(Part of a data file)
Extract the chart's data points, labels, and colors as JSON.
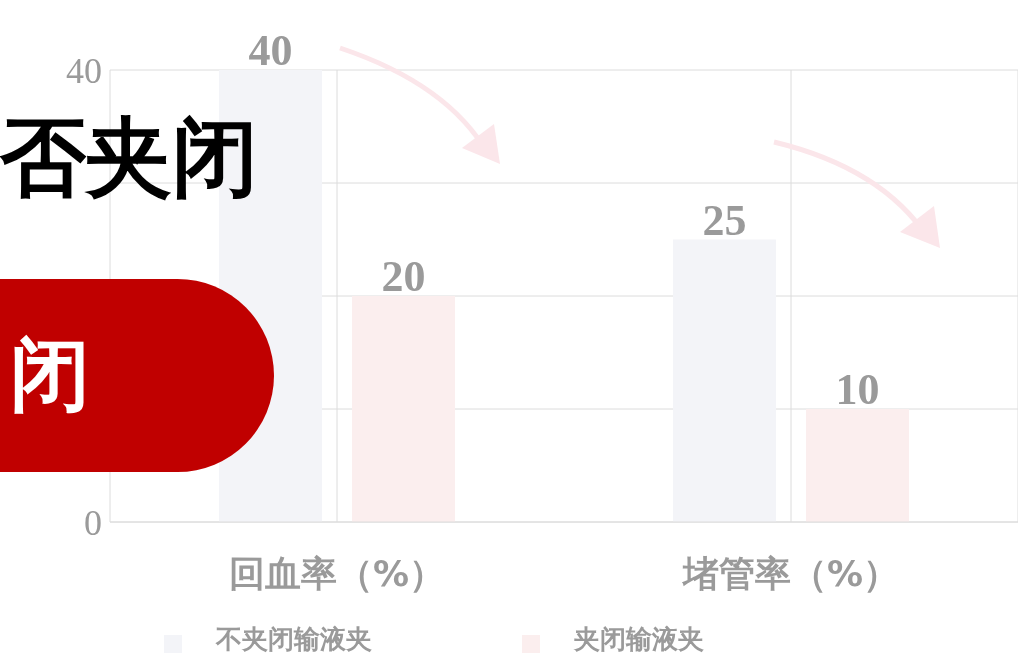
{
  "chart_data": {
    "type": "bar",
    "title": "否夹闭",
    "categories": [
      "回血率（%）",
      "堵管率（%）"
    ],
    "series": [
      {
        "name": "不夹闭输液夹",
        "color": "#f3f4f8",
        "values": [
          40,
          25
        ]
      },
      {
        "name": "夹闭输液夹",
        "color": "#fbeeee",
        "values": [
          20,
          10
        ]
      }
    ],
    "ylim": [
      0,
      40
    ],
    "yticks": [
      0,
      {
        "value": 10,
        "label": null
      },
      {
        "value": 20,
        "label": null
      },
      {
        "value": 30,
        "label": null
      },
      40
    ],
    "grid": true,
    "legend": "bottom",
    "data_labels": true,
    "annotations": [
      "闭"
    ]
  }
}
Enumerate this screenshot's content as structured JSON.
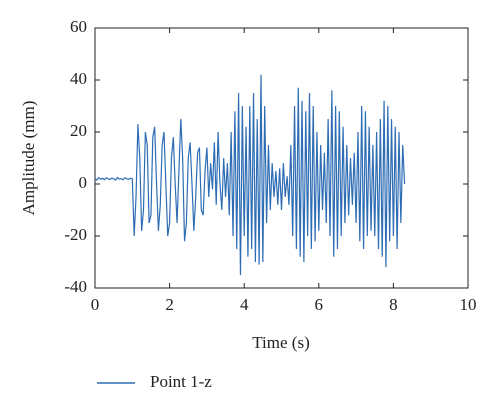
{
  "chart_data": {
    "type": "line",
    "xlabel": "Time (s)",
    "ylabel": "Amplitude (mm)",
    "xlim": [
      0,
      10
    ],
    "xticks": [
      0,
      2,
      4,
      6,
      8,
      10
    ],
    "ylim": [
      -40,
      60
    ],
    "yticks": [
      -40,
      -20,
      0,
      20,
      40,
      60
    ],
    "legend": "bottom",
    "x": [
      0,
      0.05,
      0.1,
      0.15,
      0.2,
      0.25,
      0.3,
      0.35,
      0.4,
      0.45,
      0.5,
      0.55,
      0.6,
      0.65,
      0.7,
      0.75,
      0.8,
      0.85,
      0.9,
      0.95,
      1.0,
      1.05,
      1.1,
      1.15,
      1.2,
      1.25,
      1.3,
      1.35,
      1.4,
      1.45,
      1.5,
      1.55,
      1.6,
      1.65,
      1.7,
      1.75,
      1.8,
      1.85,
      1.9,
      1.95,
      2.0,
      2.05,
      2.1,
      2.15,
      2.2,
      2.25,
      2.3,
      2.35,
      2.4,
      2.45,
      2.5,
      2.55,
      2.6,
      2.65,
      2.7,
      2.75,
      2.8,
      2.85,
      2.9,
      2.95,
      3.0,
      3.05,
      3.1,
      3.15,
      3.2,
      3.25,
      3.3,
      3.35,
      3.4,
      3.45,
      3.5,
      3.55,
      3.6,
      3.65,
      3.7,
      3.75,
      3.8,
      3.85,
      3.9,
      3.95,
      4.0,
      4.05,
      4.1,
      4.15,
      4.2,
      4.25,
      4.3,
      4.35,
      4.4,
      4.45,
      4.5,
      4.55,
      4.6,
      4.65,
      4.7,
      4.75,
      4.8,
      4.85,
      4.9,
      4.95,
      5.0,
      5.05,
      5.1,
      5.15,
      5.2,
      5.25,
      5.3,
      5.35,
      5.4,
      5.45,
      5.5,
      5.55,
      5.6,
      5.65,
      5.7,
      5.75,
      5.8,
      5.85,
      5.9,
      5.95,
      6.0,
      6.05,
      6.1,
      6.15,
      6.2,
      6.25,
      6.3,
      6.35,
      6.4,
      6.45,
      6.5,
      6.55,
      6.6,
      6.65,
      6.7,
      6.75,
      6.8,
      6.85,
      6.9,
      6.95,
      7.0,
      7.05,
      7.1,
      7.15,
      7.2,
      7.25,
      7.3,
      7.35,
      7.4,
      7.45,
      7.5,
      7.55,
      7.6,
      7.65,
      7.7,
      7.75,
      7.8,
      7.85,
      7.9,
      7.95,
      8.0,
      8.05,
      8.1,
      8.15,
      8.2,
      8.25,
      8.3
    ],
    "series": [
      {
        "name": "Point 1-z",
        "color": "#2e6db4",
        "values": [
          2,
          1.5,
          2.5,
          1.8,
          2.2,
          1.6,
          2.4,
          2,
          1.7,
          2.3,
          2,
          1.5,
          2.5,
          1.9,
          2.1,
          1.6,
          2.4,
          2,
          1.8,
          2.2,
          2,
          -20,
          -5,
          23,
          10,
          -18,
          -10,
          20,
          15,
          -15,
          -12,
          18,
          22,
          0,
          -18,
          -8,
          15,
          20,
          0,
          -20,
          -15,
          10,
          18,
          0,
          -15,
          5,
          25,
          10,
          -22,
          -15,
          10,
          16,
          0,
          -18,
          -5,
          12,
          14,
          -10,
          -12,
          5,
          14,
          -5,
          8,
          -2,
          16,
          -8,
          20,
          0,
          -10,
          10,
          -5,
          8,
          -12,
          20,
          -20,
          28,
          -25,
          35,
          -35,
          30,
          -20,
          22,
          -28,
          30,
          -25,
          35,
          -30,
          25,
          -31,
          42,
          -30,
          30,
          -15,
          15,
          -10,
          8,
          -5,
          5,
          -8,
          6,
          -10,
          8,
          -5,
          3,
          -8,
          15,
          -20,
          30,
          -25,
          37,
          -28,
          32,
          -30,
          28,
          -20,
          35,
          -25,
          30,
          -22,
          20,
          -18,
          15,
          -10,
          12,
          -15,
          25,
          -20,
          36,
          -28,
          30,
          -25,
          28,
          -20,
          22,
          -15,
          15,
          -12,
          10,
          -8,
          12,
          -15,
          20,
          -22,
          30,
          -25,
          28,
          -20,
          22,
          -18,
          15,
          -20,
          20,
          -25,
          25,
          -28,
          32,
          -32,
          30,
          -22,
          25,
          -20,
          22,
          -25,
          20,
          -15,
          15,
          0
        ]
      }
    ]
  }
}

▶ _Work to be completed_: Go through the data above and transcribe it in full, omitting any image.

▶ _Reply_:
Extract the chart's data points, labels, and colors as JSON.
{
  "chart_data": {
    "type": "bar",
    "title": "否夹闭",
    "categories": [
      "回血率（%）",
      "堵管率（%）"
    ],
    "series": [
      {
        "name": "不夹闭输液夹",
        "color": "#f3f4f8",
        "values": [
          40,
          25
        ]
      },
      {
        "name": "夹闭输液夹",
        "color": "#fbeeee",
        "values": [
          20,
          10
        ]
      }
    ],
    "ylim": [
      0,
      40
    ],
    "yticks": [
      0,
      {
        "value": 10,
        "label": null
      },
      {
        "value": 20,
        "label": null
      },
      {
        "value": 30,
        "label": null
      },
      40
    ],
    "grid": true,
    "legend": "bottom",
    "data_labels": true,
    "annotations": [
      "闭"
    ]
  }
}
Enumerate this screenshot's content as structured JSON.
{
  "chart_data": {
    "type": "line",
    "xlabel": "Time (s)",
    "ylabel": "Amplitude (mm)",
    "xlim": [
      0,
      10
    ],
    "xticks": [
      0,
      2,
      4,
      6,
      8,
      10
    ],
    "ylim": [
      -40,
      60
    ],
    "yticks": [
      -40,
      -20,
      0,
      20,
      40,
      60
    ],
    "legend": "bottom",
    "x": [
      0,
      0.05,
      0.1,
      0.15,
      0.2,
      0.25,
      0.3,
      0.35,
      0.4,
      0.45,
      0.5,
      0.55,
      0.6,
      0.65,
      0.7,
      0.75,
      0.8,
      0.85,
      0.9,
      0.95,
      1.0,
      1.05,
      1.1,
      1.15,
      1.2,
      1.25,
      1.3,
      1.35,
      1.4,
      1.45,
      1.5,
      1.55,
      1.6,
      1.65,
      1.7,
      1.75,
      1.8,
      1.85,
      1.9,
      1.95,
      2.0,
      2.05,
      2.1,
      2.15,
      2.2,
      2.25,
      2.3,
      2.35,
      2.4,
      2.45,
      2.5,
      2.55,
      2.6,
      2.65,
      2.7,
      2.75,
      2.8,
      2.85,
      2.9,
      2.95,
      3.0,
      3.05,
      3.1,
      3.15,
      3.2,
      3.25,
      3.3,
      3.35,
      3.4,
      3.45,
      3.5,
      3.55,
      3.6,
      3.65,
      3.7,
      3.75,
      3.8,
      3.85,
      3.9,
      3.95,
      4.0,
      4.05,
      4.1,
      4.15,
      4.2,
      4.25,
      4.3,
      4.35,
      4.4,
      4.45,
      4.5,
      4.55,
      4.6,
      4.65,
      4.7,
      4.75,
      4.8,
      4.85,
      4.9,
      4.95,
      5.0,
      5.05,
      5.1,
      5.15,
      5.2,
      5.25,
      5.3,
      5.35,
      5.4,
      5.45,
      5.5,
      5.55,
      5.6,
      5.65,
      5.7,
      5.75,
      5.8,
      5.85,
      5.9,
      5.95,
      6.0,
      6.05,
      6.1,
      6.15,
      6.2,
      6.25,
      6.3,
      6.35,
      6.4,
      6.45,
      6.5,
      6.55,
      6.6,
      6.65,
      6.7,
      6.75,
      6.8,
      6.85,
      6.9,
      6.95,
      7.0,
      7.05,
      7.1,
      7.15,
      7.2,
      7.25,
      7.3,
      7.35,
      7.4,
      7.45,
      7.5,
      7.55,
      7.6,
      7.65,
      7.7,
      7.75,
      7.8,
      7.85,
      7.9,
      7.95,
      8.0,
      8.05,
      8.1,
      8.15,
      8.2,
      8.25,
      8.3
    ],
    "series": [
      {
        "name": "Point 1-z",
        "color": "#2e6db4",
        "values": [
          2,
          1.5,
          2.5,
          1.8,
          2.2,
          1.6,
          2.4,
          2,
          1.7,
          2.3,
          2,
          1.5,
          2.5,
          1.9,
          2.1,
          1.6,
          2.4,
          2,
          1.8,
          2.2,
          2,
          -20,
          -5,
          23,
          10,
          -18,
          -10,
          20,
          15,
          -15,
          -12,
          18,
          22,
          0,
          -18,
          -8,
          15,
          20,
          0,
          -20,
          -15,
          10,
          18,
          0,
          -15,
          5,
          25,
          10,
          -22,
          -15,
          10,
          16,
          0,
          -18,
          -5,
          12,
          14,
          -10,
          -12,
          5,
          14,
          -5,
          8,
          -2,
          16,
          -8,
          20,
          0,
          -10,
          10,
          -5,
          8,
          -12,
          20,
          -20,
          28,
          -25,
          35,
          -35,
          30,
          -20,
          22,
          -28,
          30,
          -25,
          35,
          -30,
          25,
          -31,
          42,
          -30,
          30,
          -15,
          15,
          -10,
          8,
          -5,
          5,
          -8,
          6,
          -10,
          8,
          -5,
          3,
          -8,
          15,
          -20,
          30,
          -25,
          37,
          -28,
          32,
          -30,
          28,
          -20,
          35,
          -25,
          30,
          -22,
          20,
          -18,
          15,
          -10,
          12,
          -15,
          25,
          -20,
          36,
          -28,
          30,
          -25,
          28,
          -20,
          22,
          -15,
          15,
          -12,
          10,
          -8,
          12,
          -15,
          20,
          -22,
          30,
          -25,
          28,
          -20,
          22,
          -18,
          15,
          -20,
          20,
          -25,
          25,
          -28,
          32,
          -32,
          30,
          -22,
          25,
          -20,
          22,
          -25,
          20,
          -15,
          15,
          0
        ]
      }
    ]
  }
}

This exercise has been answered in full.